** Exercise material **
-------

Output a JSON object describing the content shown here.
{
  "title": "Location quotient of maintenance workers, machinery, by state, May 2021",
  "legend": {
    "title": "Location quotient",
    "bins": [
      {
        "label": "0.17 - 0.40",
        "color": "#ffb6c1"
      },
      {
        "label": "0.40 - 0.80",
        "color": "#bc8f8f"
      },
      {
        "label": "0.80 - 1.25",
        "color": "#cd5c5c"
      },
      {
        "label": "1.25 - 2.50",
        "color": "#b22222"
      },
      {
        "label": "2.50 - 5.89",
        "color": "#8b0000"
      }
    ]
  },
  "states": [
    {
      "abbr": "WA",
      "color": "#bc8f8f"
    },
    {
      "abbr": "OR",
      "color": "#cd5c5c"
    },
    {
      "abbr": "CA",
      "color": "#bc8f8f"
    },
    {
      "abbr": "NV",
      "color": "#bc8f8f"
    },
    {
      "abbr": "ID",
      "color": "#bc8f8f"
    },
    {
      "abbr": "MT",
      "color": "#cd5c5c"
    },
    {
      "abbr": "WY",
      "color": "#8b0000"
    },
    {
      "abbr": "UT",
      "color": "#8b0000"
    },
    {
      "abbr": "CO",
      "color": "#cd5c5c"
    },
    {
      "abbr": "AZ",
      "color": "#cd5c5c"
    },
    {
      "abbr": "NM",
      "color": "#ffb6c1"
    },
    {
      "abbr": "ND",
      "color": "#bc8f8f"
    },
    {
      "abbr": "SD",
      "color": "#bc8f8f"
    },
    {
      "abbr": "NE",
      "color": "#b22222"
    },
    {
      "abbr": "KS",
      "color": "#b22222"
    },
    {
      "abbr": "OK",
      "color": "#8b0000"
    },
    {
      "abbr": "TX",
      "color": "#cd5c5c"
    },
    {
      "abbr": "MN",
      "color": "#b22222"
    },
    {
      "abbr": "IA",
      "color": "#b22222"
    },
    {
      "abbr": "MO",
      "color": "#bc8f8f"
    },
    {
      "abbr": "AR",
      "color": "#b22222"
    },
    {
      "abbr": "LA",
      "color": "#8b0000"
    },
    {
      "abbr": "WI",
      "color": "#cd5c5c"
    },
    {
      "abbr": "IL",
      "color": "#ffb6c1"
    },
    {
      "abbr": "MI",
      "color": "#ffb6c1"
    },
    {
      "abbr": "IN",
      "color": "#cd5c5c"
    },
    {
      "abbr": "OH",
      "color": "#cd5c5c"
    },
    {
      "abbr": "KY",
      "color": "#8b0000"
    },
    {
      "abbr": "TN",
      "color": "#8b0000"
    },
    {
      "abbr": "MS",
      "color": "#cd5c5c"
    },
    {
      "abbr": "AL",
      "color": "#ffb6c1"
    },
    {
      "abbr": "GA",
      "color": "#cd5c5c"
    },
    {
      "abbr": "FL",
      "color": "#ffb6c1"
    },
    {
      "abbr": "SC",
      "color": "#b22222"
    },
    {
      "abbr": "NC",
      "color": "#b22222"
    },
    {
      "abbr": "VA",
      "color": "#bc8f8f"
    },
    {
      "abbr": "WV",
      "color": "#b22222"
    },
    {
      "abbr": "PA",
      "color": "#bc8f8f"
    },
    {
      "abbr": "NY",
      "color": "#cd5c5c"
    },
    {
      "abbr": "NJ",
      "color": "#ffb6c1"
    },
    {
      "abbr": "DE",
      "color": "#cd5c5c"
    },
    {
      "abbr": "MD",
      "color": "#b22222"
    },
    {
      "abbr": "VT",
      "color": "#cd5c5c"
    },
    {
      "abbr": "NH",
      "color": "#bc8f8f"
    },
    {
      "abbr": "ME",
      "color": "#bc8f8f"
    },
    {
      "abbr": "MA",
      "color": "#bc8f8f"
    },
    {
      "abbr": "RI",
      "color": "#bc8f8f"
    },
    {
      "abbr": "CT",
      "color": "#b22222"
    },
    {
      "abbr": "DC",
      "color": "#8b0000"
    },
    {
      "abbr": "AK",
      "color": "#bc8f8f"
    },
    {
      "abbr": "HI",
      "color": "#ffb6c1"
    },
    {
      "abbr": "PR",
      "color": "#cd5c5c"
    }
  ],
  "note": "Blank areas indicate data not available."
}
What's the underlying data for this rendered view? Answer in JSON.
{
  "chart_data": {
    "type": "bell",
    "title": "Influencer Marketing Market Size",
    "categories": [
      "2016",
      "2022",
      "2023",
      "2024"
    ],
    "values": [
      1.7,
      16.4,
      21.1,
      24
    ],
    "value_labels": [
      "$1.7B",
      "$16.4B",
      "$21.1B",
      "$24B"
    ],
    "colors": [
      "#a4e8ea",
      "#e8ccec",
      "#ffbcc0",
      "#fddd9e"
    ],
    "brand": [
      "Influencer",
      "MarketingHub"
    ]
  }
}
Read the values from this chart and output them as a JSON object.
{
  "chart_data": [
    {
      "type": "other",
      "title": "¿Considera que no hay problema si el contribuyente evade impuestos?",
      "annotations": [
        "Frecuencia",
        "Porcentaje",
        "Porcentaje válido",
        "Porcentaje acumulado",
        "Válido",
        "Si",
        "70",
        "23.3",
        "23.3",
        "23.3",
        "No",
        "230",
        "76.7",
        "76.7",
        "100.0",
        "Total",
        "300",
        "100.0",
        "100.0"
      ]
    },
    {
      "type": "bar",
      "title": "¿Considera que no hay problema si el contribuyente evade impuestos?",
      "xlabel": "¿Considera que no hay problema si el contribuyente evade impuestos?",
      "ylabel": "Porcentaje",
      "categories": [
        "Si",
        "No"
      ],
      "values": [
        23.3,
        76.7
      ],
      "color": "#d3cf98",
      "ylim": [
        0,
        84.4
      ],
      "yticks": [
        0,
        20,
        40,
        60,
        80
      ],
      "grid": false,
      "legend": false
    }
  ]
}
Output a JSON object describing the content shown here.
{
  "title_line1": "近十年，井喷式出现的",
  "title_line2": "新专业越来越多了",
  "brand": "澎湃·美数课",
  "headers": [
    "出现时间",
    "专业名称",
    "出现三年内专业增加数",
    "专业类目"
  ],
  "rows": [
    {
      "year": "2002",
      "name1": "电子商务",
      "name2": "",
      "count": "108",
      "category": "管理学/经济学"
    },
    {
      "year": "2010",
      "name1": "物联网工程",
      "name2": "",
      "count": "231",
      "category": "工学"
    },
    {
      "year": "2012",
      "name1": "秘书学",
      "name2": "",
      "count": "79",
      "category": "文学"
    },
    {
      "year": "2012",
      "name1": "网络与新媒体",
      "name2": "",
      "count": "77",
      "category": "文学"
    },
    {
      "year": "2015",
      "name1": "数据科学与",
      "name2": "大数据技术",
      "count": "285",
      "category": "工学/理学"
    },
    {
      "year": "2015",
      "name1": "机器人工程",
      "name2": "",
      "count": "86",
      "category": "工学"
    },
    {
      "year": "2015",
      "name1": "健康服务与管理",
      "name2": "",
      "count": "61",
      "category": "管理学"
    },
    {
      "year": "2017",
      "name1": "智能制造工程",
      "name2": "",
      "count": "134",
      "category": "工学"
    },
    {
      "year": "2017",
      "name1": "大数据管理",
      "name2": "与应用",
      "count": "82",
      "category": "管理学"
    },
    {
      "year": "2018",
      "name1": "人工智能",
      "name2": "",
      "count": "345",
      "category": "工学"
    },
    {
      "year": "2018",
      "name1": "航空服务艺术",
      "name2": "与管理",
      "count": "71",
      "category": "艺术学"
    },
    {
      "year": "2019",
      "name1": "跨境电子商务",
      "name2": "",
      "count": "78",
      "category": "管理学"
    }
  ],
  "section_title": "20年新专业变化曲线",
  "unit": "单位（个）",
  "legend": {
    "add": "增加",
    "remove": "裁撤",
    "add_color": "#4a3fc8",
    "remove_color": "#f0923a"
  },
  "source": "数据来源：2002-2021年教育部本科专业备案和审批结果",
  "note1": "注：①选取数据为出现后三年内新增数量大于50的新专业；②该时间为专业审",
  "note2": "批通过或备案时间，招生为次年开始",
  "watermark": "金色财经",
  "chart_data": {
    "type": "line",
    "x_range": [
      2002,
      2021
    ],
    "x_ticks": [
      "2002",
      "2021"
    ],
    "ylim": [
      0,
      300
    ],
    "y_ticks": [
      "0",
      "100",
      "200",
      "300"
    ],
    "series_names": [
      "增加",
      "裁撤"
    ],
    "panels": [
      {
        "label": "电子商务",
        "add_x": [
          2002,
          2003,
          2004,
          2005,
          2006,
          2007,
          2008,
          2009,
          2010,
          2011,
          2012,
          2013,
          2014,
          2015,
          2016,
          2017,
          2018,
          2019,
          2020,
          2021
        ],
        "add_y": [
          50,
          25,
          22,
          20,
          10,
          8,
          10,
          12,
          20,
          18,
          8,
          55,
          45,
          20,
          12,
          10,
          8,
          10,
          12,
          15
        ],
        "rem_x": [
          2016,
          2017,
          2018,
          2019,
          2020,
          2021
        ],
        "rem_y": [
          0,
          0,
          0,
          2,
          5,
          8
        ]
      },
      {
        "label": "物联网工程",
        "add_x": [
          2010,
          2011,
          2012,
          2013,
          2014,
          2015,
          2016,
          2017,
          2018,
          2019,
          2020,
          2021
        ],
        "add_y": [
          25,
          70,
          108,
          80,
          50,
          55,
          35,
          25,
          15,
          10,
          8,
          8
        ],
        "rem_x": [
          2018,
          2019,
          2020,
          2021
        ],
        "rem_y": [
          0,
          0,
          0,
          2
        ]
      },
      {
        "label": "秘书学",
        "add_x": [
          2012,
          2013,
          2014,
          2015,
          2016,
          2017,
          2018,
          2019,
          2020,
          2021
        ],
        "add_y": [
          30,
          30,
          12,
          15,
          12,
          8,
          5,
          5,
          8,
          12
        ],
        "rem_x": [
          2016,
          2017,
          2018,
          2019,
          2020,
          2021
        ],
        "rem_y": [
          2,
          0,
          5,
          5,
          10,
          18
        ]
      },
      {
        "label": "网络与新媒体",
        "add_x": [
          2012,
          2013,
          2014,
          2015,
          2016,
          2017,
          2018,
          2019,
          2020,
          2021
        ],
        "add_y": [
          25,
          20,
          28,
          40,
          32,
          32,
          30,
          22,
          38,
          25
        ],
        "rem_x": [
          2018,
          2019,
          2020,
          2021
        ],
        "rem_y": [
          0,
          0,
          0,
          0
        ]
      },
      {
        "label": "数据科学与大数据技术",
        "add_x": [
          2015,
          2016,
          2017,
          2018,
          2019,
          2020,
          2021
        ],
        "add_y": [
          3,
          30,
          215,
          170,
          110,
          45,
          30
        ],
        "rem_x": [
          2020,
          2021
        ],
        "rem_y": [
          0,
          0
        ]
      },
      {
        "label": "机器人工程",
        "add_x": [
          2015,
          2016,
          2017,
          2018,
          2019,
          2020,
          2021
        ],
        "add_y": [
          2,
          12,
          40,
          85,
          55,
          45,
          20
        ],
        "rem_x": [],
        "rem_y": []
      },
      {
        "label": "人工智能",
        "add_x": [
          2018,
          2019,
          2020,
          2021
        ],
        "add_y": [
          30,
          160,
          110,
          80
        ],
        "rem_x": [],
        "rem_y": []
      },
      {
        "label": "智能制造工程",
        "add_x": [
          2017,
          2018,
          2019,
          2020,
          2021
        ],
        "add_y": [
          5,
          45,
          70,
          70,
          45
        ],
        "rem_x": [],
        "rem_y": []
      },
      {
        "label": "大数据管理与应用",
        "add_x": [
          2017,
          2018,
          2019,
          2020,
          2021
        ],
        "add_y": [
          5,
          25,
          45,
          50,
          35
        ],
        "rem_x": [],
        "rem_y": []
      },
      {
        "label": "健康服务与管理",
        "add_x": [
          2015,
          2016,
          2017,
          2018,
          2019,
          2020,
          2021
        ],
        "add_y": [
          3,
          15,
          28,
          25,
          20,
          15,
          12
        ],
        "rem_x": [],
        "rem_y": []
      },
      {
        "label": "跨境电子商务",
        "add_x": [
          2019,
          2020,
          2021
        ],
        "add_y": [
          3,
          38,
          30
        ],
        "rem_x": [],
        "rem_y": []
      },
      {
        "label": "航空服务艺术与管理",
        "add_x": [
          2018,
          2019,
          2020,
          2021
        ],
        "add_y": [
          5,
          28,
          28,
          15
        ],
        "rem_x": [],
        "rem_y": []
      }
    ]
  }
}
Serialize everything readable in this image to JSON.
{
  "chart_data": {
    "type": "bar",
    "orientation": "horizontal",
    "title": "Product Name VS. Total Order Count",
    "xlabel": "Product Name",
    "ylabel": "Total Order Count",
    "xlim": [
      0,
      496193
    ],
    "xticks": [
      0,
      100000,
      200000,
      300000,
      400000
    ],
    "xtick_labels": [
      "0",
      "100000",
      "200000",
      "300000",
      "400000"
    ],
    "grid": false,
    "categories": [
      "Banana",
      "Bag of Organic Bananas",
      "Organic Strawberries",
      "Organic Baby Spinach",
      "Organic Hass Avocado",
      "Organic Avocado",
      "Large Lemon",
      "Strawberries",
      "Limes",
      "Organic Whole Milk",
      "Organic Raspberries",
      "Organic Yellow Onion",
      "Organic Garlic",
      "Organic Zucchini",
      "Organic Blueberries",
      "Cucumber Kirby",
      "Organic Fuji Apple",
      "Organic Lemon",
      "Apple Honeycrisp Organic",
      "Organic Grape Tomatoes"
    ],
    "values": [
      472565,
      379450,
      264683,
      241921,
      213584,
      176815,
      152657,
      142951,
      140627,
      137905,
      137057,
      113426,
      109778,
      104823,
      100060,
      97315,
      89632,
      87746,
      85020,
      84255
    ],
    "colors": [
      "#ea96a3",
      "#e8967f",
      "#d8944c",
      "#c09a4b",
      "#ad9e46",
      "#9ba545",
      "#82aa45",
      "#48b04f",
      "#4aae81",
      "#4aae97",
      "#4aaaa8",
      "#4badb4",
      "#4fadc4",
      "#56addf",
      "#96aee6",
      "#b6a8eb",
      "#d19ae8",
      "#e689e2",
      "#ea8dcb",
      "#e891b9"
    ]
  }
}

-------

** Task **
Copy out all lines above that include the string "Location".

** Exercise response **
  "title": "Location quotient of maintenance workers, machinery, by state, May 2021",
    "title": "Location quotient",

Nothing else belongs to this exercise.